BEGIN Records shown

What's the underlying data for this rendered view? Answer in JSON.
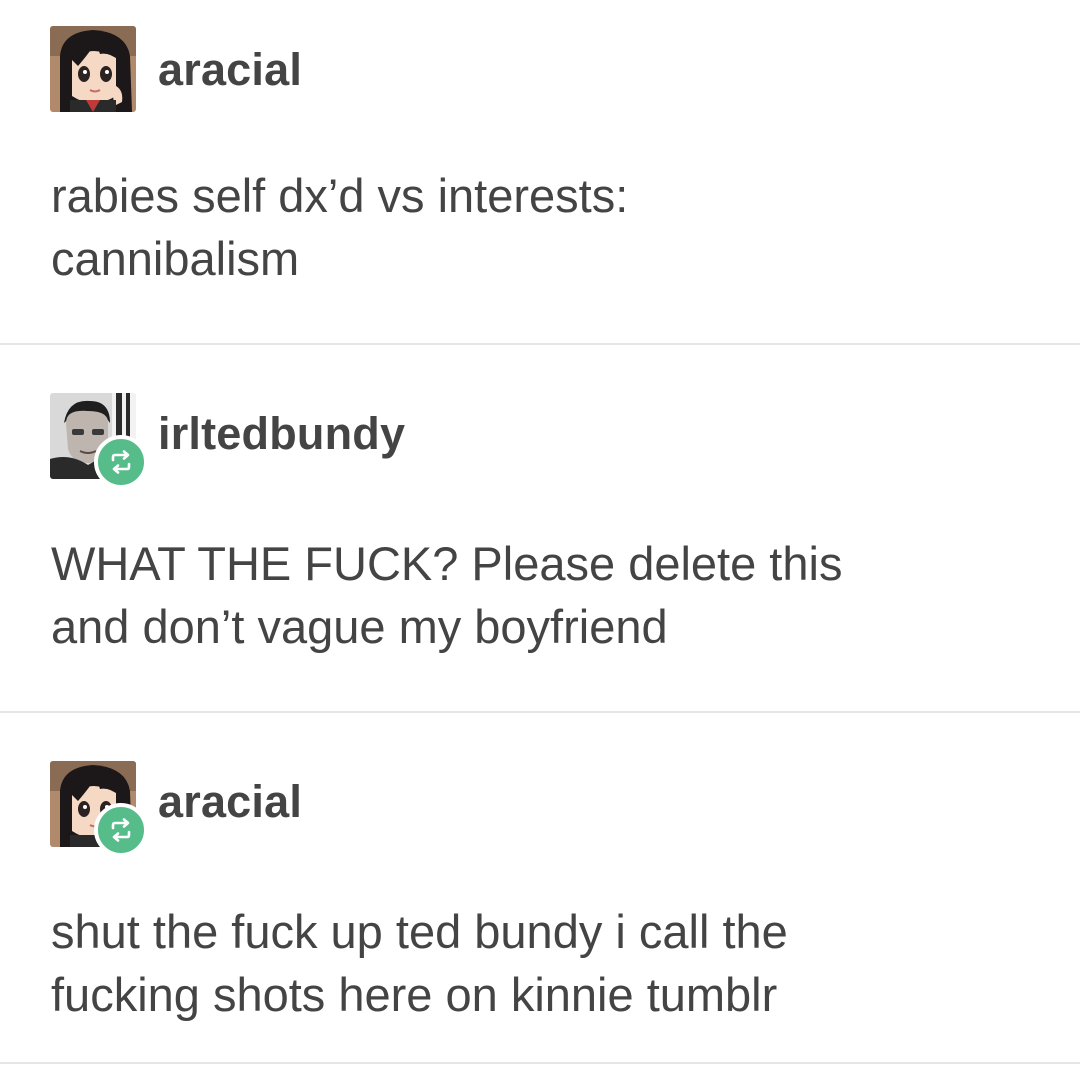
{
  "posts": [
    {
      "username": "aracial",
      "avatar_icon": "anime-girl-avatar-icon",
      "reblogged": false,
      "text": "rabies self dx’d vs interests:\ncannibalism"
    },
    {
      "username": "irltedbundy",
      "avatar_icon": "man-portrait-avatar-icon",
      "reblogged": true,
      "text": "WHAT THE FUCK? Please delete this\nand don’t vague my boyfriend"
    },
    {
      "username": "aracial",
      "avatar_icon": "anime-girl-avatar-icon",
      "reblogged": true,
      "text": "shut the fuck up ted bundy i call the\nfucking shots here on kinnie tumblr"
    }
  ],
  "colors": {
    "text": "#444444",
    "divider": "#e6e6e6",
    "reblog_badge": "#56bc8a",
    "background": "#ffffff"
  },
  "icons": {
    "reblog_badge": "reblog-icon"
  }
}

END Records shown

What needs to be done:
Without the pictures, return the entries exactly as they appear.

Written answer:
What's the underlying data for this rendered view? Answer in JSON.
{
  "posts": [
    {
      "username": "aracial",
      "avatar_icon": "anime-girl-avatar-icon",
      "reblogged": false,
      "text": "rabies self dx’d vs interests:\ncannibalism"
    },
    {
      "username": "irltedbundy",
      "avatar_icon": "man-portrait-avatar-icon",
      "reblogged": true,
      "text": "WHAT THE FUCK? Please delete this\nand don’t vague my boyfriend"
    },
    {
      "username": "aracial",
      "avatar_icon": "anime-girl-avatar-icon",
      "reblogged": true,
      "text": "shut the fuck up ted bundy i call the\nfucking shots here on kinnie tumblr"
    }
  ],
  "colors": {
    "text": "#444444",
    "divider": "#e6e6e6",
    "reblog_badge": "#56bc8a",
    "background": "#ffffff"
  },
  "icons": {
    "reblog_badge": "reblog-icon"
  }
}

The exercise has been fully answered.